# WHAT THE TASK ASKS
Hunt for the word "this" across the entries below, copying each line that holds it.

# DATA FOR THE TASK
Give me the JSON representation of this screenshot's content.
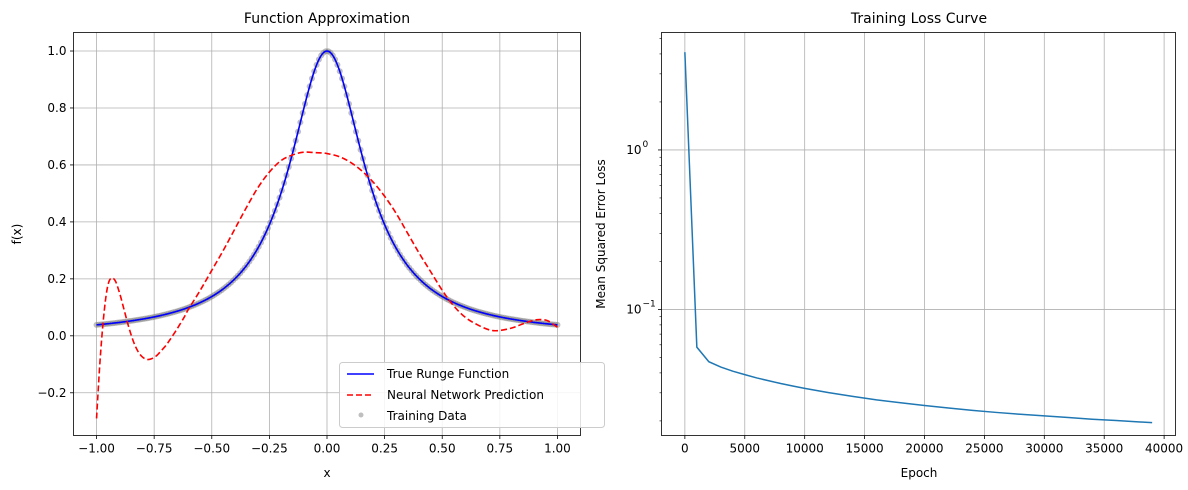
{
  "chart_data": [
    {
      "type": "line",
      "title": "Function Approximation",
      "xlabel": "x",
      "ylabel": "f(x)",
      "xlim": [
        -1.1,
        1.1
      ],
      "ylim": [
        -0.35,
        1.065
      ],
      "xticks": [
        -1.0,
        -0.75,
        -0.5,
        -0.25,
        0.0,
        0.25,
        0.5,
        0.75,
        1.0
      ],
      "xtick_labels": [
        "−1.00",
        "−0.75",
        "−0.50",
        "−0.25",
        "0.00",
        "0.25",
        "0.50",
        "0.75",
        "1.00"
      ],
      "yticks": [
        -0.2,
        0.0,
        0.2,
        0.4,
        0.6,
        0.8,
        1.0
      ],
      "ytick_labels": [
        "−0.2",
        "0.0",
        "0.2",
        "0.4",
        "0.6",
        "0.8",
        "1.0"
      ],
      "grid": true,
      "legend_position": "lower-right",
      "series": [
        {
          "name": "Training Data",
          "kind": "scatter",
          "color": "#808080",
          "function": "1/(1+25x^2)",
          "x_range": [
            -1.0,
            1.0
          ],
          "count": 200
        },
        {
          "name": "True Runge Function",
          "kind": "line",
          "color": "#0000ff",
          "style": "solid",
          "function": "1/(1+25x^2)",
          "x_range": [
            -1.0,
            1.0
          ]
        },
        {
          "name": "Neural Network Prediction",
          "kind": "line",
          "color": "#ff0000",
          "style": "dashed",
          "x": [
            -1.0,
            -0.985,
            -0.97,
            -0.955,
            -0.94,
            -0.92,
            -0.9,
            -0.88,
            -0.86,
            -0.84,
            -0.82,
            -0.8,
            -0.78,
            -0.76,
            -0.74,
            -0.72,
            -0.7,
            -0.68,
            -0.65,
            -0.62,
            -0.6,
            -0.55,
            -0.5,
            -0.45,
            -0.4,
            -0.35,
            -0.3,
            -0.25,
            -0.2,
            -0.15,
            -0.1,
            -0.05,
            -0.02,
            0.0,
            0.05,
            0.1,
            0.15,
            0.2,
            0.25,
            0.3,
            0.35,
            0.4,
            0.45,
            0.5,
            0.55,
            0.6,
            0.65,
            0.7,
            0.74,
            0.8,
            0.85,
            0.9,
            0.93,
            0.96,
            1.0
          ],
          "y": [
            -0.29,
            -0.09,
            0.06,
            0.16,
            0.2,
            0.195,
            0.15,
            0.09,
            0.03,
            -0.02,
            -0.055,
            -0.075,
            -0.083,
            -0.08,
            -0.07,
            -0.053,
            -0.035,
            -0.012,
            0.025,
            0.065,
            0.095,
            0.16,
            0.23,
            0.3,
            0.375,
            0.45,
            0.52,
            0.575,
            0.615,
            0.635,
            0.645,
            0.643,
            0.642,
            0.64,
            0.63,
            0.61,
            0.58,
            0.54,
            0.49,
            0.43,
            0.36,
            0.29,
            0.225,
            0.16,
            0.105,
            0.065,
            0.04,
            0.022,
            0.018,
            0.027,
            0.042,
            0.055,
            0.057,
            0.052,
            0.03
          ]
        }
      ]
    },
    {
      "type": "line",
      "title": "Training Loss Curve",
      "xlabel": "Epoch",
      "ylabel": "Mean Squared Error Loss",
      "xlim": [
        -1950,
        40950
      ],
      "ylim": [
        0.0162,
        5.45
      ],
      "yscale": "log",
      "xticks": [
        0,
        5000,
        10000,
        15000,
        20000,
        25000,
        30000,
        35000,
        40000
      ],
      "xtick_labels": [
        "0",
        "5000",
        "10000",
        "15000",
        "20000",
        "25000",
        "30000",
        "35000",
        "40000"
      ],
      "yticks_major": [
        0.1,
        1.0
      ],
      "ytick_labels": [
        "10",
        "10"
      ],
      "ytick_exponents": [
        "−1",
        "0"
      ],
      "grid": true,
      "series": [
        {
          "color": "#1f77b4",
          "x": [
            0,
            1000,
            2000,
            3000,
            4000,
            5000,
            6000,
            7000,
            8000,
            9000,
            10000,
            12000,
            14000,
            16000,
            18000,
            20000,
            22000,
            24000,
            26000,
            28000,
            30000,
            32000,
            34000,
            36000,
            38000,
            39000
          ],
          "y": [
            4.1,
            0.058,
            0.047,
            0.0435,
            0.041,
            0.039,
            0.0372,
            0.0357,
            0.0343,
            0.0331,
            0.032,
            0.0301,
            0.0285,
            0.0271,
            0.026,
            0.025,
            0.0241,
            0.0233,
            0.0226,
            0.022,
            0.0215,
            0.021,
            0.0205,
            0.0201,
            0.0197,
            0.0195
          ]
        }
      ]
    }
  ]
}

...

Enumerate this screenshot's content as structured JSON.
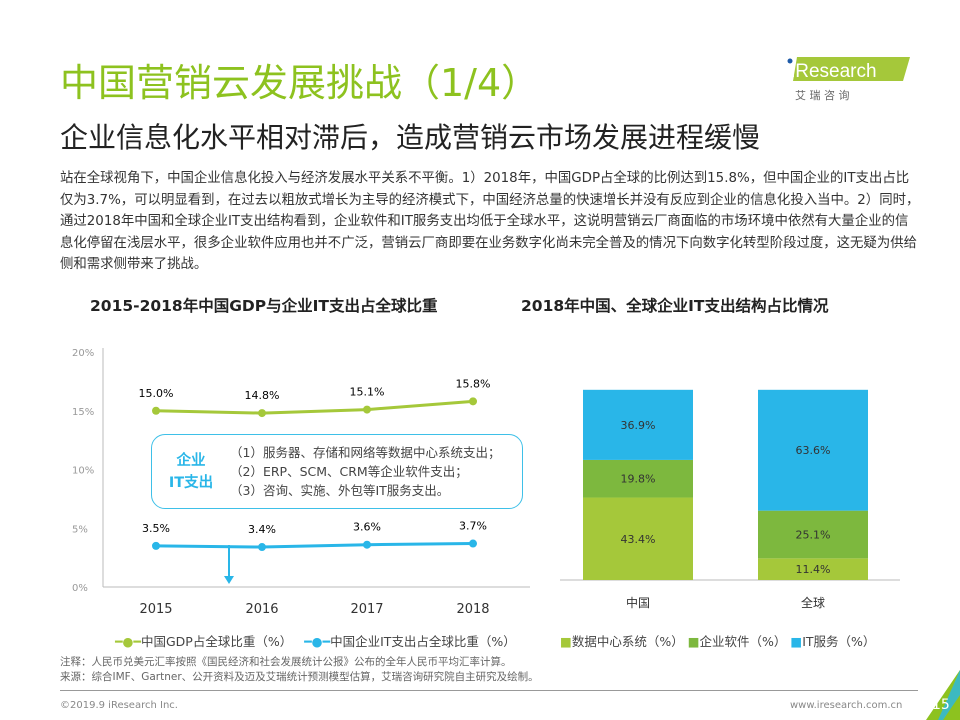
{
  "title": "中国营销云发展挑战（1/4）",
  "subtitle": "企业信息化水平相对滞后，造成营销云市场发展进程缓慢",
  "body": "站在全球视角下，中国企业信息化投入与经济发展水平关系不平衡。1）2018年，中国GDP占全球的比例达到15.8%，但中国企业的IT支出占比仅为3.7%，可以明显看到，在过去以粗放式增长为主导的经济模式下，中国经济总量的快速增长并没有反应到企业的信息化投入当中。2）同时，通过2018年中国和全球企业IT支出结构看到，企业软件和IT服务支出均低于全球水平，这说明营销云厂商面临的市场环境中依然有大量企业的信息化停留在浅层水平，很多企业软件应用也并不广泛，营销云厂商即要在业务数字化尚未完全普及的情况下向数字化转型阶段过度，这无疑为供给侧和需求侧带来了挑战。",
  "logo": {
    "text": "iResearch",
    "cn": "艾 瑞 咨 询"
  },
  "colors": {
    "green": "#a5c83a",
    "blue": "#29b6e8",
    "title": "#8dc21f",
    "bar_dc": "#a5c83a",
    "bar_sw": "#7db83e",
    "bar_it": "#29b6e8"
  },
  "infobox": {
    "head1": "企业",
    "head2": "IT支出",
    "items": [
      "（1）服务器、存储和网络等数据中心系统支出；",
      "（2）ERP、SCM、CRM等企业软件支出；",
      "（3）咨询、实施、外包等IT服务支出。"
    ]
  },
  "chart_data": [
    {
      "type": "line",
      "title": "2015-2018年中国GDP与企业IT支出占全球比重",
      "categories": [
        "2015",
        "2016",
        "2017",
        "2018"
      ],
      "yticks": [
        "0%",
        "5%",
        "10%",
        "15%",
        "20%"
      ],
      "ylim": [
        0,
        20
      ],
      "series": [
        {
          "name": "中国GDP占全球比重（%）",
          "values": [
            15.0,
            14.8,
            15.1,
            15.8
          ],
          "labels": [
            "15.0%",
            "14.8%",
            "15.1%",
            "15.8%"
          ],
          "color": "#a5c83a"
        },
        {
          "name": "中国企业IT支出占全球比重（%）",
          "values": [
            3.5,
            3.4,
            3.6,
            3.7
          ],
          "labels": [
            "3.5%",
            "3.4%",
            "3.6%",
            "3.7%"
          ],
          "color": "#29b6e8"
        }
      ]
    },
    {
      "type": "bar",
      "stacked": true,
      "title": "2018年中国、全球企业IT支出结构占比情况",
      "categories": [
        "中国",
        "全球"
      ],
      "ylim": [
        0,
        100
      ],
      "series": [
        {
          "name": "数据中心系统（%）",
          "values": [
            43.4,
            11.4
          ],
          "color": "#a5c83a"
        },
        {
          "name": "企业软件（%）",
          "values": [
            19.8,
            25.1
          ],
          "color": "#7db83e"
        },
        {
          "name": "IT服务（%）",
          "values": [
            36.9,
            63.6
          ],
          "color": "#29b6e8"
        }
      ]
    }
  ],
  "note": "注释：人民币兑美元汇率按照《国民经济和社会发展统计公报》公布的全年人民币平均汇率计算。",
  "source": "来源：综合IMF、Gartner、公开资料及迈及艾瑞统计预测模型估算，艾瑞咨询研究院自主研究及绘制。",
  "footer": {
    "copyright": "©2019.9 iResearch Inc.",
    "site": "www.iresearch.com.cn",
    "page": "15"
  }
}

# REPLY
Give me the JSON representation of this screenshot's content.
Enumerate this screenshot's content as structured JSON.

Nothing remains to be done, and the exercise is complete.